> _Listed entries_
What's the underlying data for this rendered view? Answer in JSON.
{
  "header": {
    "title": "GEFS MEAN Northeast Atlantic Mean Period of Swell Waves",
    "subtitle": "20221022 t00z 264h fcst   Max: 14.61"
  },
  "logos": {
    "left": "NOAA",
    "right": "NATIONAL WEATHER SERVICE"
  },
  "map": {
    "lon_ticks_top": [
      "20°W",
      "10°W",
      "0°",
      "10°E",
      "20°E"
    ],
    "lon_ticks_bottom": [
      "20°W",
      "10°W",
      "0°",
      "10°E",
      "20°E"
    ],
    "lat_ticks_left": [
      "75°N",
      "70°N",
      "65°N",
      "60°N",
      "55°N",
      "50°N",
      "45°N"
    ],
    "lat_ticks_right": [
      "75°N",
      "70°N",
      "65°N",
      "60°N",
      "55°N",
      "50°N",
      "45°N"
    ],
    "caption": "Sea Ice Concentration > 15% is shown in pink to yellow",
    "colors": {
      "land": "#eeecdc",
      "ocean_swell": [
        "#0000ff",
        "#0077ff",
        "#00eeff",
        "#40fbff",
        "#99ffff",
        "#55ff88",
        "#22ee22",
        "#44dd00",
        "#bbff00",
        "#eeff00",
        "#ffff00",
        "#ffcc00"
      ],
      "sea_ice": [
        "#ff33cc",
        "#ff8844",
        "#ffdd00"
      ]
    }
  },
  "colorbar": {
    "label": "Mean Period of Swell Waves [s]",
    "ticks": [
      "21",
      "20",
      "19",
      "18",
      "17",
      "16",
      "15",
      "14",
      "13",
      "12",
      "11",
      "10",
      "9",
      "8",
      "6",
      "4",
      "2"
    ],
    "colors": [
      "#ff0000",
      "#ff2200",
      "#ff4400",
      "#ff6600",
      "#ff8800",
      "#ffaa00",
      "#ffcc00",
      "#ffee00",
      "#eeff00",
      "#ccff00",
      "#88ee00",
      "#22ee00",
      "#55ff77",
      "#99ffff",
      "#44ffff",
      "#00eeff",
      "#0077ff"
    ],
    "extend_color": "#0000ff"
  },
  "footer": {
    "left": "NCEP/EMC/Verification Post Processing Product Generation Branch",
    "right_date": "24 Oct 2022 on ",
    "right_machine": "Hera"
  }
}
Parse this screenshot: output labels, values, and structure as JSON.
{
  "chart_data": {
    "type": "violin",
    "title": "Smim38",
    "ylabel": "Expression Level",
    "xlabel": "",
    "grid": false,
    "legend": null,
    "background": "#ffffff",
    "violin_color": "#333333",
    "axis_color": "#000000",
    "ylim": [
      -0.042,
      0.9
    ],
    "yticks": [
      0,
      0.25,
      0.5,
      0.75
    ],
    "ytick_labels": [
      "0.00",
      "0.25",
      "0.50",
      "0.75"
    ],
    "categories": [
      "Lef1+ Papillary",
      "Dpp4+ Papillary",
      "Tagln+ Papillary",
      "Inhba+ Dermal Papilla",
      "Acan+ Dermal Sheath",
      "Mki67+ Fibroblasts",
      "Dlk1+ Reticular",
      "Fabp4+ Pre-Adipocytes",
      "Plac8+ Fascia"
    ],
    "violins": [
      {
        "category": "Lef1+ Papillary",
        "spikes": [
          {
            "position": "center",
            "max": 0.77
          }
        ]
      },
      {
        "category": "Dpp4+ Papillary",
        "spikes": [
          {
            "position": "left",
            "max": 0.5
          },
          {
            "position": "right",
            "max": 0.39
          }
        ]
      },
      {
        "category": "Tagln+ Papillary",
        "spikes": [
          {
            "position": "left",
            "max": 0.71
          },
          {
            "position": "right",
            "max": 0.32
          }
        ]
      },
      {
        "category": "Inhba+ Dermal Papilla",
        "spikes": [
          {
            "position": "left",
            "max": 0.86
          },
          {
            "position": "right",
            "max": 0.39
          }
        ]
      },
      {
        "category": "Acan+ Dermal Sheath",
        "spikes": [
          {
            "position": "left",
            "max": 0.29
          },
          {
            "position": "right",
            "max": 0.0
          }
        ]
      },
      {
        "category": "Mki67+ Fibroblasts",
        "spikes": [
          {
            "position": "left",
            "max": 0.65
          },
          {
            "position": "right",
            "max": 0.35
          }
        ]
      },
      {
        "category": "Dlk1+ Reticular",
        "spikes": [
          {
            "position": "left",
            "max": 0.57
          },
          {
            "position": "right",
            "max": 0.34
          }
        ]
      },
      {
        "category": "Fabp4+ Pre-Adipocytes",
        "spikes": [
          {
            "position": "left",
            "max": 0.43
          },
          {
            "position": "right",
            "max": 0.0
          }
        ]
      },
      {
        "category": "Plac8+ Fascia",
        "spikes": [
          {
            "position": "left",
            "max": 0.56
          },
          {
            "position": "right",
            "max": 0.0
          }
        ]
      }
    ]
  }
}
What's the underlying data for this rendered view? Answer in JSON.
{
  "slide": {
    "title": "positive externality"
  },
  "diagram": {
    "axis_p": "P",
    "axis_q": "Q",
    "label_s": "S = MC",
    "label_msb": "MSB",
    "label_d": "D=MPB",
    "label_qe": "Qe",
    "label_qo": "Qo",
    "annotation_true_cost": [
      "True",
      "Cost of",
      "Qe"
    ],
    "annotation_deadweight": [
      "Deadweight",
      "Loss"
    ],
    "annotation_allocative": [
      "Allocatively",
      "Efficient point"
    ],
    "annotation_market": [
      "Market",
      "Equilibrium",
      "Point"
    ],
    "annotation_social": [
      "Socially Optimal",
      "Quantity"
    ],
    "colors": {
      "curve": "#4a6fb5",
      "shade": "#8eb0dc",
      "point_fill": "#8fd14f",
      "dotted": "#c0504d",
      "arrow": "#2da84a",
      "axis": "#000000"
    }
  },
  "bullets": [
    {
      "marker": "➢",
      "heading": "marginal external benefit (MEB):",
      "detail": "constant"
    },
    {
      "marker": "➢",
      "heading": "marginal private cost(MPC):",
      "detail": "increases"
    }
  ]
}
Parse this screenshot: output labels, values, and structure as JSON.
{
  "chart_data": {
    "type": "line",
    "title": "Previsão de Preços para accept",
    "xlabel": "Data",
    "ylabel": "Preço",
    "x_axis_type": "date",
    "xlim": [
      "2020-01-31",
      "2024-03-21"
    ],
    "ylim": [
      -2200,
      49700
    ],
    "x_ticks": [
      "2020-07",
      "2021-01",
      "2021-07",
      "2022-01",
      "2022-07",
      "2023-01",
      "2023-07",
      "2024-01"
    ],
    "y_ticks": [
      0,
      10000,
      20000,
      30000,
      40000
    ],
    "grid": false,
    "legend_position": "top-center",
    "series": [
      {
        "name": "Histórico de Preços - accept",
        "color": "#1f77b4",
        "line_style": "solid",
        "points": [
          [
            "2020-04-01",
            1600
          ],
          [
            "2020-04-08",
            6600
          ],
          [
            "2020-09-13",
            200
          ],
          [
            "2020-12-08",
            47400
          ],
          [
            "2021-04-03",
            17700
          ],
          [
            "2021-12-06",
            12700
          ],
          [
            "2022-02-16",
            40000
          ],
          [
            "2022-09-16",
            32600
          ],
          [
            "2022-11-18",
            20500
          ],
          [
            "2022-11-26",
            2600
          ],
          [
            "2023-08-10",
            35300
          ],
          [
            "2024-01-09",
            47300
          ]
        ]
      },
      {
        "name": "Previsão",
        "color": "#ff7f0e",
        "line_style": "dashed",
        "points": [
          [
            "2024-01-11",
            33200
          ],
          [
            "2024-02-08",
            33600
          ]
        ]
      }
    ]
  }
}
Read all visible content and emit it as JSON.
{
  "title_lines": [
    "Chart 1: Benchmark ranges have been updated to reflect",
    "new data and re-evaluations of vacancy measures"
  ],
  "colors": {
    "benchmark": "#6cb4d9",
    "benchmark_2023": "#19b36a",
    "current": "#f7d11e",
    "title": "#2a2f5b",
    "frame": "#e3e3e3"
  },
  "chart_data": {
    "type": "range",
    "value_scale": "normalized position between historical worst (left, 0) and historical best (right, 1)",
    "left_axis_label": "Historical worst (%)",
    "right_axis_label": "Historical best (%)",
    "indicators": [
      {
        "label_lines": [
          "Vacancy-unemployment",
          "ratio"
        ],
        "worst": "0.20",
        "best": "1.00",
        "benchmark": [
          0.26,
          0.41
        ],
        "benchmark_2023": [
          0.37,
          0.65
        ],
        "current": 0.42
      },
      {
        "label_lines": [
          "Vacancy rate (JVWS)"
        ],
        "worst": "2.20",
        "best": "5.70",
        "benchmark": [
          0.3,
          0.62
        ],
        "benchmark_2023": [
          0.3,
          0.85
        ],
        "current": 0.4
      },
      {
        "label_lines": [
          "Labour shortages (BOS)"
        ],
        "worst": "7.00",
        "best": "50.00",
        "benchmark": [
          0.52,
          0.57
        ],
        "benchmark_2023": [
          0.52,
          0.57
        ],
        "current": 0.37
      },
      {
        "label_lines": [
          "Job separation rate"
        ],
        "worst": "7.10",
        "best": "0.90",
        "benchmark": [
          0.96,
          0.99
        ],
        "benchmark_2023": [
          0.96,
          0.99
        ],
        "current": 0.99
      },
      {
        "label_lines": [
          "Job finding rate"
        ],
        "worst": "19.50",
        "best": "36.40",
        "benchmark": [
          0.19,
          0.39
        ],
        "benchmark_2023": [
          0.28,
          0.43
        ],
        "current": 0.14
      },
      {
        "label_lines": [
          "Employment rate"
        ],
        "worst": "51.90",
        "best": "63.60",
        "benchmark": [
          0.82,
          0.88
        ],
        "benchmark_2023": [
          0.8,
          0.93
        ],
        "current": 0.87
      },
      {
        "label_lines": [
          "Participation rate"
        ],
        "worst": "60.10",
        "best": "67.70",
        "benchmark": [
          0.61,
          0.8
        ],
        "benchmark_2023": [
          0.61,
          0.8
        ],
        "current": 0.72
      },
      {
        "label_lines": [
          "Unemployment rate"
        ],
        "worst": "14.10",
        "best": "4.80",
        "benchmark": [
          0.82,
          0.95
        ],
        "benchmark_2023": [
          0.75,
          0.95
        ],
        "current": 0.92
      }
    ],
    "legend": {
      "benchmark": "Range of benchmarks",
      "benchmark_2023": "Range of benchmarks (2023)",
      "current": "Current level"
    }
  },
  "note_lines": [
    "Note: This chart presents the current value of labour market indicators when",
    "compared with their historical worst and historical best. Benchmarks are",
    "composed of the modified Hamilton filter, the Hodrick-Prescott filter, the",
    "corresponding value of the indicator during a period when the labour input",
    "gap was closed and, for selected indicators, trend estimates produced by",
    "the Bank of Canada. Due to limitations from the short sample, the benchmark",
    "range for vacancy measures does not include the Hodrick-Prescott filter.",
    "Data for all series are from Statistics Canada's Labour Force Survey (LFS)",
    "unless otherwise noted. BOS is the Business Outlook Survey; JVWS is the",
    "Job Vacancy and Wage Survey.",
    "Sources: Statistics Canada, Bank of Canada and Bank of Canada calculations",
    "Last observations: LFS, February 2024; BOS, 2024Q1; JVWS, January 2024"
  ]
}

> _Short task_
Copy each line of the records containing the string "Adipocytes".

> _The output_
      "Fabp4+ Pre-Adipocytes",
        "category": "Fabp4+ Pre-Adipocytes",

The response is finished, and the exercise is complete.